Work to do: Identify the lines containing the word "гектар". Copy each one.

-- Input rows start --

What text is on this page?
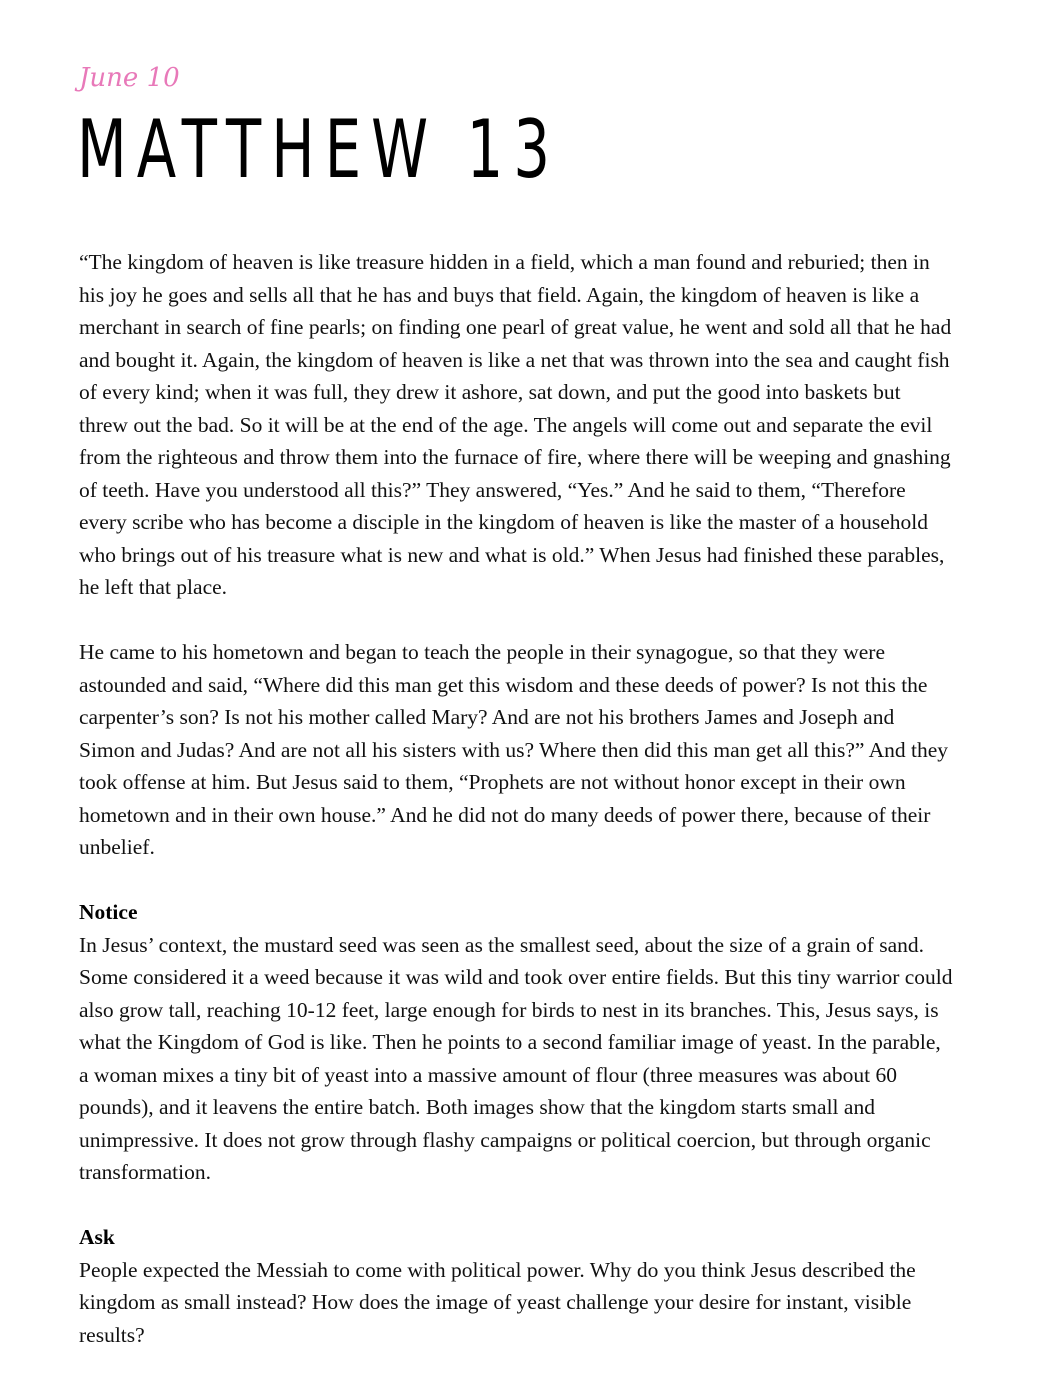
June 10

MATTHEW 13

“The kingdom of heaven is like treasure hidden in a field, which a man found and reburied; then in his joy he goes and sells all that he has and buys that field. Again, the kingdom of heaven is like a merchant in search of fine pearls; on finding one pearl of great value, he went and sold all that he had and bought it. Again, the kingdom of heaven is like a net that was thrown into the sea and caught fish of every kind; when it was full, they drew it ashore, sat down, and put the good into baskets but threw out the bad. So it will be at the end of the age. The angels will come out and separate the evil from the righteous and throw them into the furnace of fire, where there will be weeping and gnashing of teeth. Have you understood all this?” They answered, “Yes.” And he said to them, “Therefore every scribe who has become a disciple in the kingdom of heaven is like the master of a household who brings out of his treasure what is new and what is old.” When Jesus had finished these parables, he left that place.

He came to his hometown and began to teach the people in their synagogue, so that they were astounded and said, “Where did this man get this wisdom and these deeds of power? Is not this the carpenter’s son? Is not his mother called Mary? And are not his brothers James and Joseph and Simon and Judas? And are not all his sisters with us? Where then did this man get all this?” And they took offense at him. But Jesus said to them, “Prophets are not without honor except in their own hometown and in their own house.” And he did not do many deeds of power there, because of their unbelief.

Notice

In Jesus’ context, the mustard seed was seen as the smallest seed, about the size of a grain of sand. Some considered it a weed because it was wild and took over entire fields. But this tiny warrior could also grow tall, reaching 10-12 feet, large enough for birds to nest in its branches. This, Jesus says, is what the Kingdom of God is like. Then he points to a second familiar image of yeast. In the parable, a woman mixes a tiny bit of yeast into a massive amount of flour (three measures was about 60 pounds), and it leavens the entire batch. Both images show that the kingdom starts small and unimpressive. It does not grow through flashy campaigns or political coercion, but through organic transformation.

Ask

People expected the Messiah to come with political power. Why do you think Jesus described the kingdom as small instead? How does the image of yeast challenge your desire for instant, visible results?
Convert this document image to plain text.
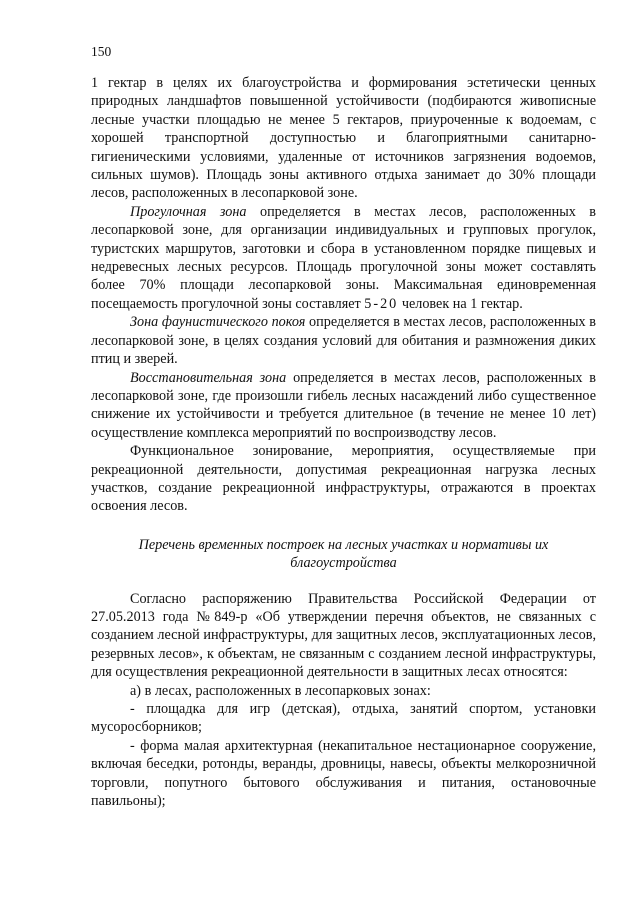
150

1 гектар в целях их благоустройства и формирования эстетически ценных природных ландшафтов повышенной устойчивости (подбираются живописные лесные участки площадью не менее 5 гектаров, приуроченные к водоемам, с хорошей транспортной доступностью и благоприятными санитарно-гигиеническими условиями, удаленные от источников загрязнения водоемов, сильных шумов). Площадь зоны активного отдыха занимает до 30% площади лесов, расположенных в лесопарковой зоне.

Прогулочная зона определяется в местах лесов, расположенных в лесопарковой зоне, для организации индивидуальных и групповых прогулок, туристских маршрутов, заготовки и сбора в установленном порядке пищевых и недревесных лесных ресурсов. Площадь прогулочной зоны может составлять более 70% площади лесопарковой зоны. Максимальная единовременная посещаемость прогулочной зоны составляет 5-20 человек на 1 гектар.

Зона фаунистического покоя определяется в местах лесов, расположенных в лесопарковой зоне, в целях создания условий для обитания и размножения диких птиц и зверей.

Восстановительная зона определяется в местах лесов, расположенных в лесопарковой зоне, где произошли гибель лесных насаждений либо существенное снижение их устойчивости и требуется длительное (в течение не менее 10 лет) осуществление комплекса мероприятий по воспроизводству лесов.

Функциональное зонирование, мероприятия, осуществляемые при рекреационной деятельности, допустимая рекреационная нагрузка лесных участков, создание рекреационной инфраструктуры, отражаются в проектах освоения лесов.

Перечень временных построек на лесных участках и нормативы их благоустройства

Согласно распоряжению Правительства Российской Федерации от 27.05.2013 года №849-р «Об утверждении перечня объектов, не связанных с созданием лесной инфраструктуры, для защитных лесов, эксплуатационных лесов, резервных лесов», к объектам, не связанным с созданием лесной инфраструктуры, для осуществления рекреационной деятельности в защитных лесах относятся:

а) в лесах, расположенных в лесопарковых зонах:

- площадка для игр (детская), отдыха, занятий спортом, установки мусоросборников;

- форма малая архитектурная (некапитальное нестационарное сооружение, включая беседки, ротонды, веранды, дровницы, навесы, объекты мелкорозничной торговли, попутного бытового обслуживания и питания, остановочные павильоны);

-- Input rows end --

Full response:
1 гектар в целях их благоустройства и формирования эстетически ценных природных ландшафтов повышенной устойчивости (подбираются живописные лесные участки площадью не менее 5 гектаров, приуроченные к водоемам, с хорошей транспортной доступностью и благоприятными санитарно-гигиеническими условиями, удаленные от источников загрязнения водоемов, сильных шумов). Площадь зоны активного отдыха занимает до 30% площади лесов, расположенных в лесопарковой зоне.
Прогулочная зона определяется в местах лесов, расположенных в лесопарковой зоне, для организации индивидуальных и групповых прогулок, туристских маршрутов, заготовки и сбора в установленном порядке пищевых и недревесных лесных ресурсов. Площадь прогулочной зоны может составлять более 70% площади лесопарковой зоны. Максимальная единовременная посещаемость прогулочной зоны составляет 5-20 человек на 1 гектар.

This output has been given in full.